→ **MATERIAL TO PROCESS**
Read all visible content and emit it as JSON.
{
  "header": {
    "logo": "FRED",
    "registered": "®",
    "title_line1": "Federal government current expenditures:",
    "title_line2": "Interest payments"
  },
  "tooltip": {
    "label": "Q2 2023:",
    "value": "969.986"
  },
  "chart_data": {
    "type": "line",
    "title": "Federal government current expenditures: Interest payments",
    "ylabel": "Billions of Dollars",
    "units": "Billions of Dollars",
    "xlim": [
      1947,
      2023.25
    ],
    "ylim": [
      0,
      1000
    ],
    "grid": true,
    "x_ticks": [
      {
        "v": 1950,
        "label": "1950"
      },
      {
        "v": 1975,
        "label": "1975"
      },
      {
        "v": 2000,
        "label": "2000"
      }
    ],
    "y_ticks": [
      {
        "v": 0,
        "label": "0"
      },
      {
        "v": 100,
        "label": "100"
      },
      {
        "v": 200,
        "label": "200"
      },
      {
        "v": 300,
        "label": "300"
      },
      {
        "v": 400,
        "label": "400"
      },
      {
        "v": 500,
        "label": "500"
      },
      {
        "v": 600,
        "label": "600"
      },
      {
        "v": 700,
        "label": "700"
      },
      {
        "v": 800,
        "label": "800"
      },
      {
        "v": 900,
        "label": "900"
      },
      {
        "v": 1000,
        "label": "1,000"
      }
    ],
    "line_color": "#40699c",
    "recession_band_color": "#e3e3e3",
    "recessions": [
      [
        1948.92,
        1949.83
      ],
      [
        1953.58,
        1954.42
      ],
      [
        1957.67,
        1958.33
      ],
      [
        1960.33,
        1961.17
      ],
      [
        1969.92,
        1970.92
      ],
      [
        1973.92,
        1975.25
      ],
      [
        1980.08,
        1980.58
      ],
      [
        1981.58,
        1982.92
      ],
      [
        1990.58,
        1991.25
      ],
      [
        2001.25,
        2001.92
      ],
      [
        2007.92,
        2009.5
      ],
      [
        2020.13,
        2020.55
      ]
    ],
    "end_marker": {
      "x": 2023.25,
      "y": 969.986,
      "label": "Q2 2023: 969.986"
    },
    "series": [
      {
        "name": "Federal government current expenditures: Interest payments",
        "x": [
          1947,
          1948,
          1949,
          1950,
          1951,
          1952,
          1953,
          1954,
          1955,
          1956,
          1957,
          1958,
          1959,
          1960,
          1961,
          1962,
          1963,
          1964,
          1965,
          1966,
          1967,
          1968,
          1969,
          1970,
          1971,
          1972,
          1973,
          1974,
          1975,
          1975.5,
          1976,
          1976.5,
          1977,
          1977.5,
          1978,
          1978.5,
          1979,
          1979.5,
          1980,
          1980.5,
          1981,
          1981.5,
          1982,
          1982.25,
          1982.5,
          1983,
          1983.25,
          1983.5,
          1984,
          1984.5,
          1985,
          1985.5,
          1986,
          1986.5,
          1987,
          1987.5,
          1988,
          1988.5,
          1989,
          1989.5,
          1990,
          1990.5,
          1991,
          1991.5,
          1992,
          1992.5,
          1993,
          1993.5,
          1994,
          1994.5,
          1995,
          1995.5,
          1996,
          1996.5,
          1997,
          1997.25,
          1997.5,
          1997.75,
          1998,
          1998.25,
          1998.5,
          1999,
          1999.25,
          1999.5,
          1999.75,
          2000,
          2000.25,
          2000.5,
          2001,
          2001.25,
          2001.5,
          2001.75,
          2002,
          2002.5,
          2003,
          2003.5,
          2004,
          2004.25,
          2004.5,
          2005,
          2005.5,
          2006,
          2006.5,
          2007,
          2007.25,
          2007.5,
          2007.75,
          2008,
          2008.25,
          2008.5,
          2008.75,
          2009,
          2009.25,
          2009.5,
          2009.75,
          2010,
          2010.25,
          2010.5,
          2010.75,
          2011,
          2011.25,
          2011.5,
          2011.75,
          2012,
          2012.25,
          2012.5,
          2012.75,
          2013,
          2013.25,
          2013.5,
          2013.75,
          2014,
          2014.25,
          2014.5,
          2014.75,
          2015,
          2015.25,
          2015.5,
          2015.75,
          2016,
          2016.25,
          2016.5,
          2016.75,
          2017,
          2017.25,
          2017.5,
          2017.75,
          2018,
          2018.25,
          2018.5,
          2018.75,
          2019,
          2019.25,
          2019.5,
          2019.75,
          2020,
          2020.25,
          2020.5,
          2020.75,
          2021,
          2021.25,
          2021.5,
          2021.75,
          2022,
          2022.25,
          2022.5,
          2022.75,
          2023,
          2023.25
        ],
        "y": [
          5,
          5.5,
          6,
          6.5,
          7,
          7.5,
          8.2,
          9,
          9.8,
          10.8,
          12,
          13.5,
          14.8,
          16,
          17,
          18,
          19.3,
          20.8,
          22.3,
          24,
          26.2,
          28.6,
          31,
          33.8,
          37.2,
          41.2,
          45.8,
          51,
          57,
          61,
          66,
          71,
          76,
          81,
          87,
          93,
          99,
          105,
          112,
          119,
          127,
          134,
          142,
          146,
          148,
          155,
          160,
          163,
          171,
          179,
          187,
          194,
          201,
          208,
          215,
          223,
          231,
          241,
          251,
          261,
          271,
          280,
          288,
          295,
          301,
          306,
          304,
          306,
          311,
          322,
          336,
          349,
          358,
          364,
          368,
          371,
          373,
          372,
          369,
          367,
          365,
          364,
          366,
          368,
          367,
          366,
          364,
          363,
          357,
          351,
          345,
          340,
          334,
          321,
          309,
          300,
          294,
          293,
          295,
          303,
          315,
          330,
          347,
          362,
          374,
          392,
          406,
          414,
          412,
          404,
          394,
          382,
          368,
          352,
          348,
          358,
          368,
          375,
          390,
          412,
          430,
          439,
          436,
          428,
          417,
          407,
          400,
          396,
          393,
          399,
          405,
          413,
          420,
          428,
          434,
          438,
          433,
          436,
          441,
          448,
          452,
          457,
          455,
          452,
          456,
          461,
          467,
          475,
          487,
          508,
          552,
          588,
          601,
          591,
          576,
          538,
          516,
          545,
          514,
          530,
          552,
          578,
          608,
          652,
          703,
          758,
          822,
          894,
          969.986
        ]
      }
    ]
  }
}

→ **JOB**
Filter the entries and copy out every line with the word "Dollars".

→ **PROBLEM SOLUTION**
    "ylabel": "Billions of Dollars",
    "units": "Billions of Dollars",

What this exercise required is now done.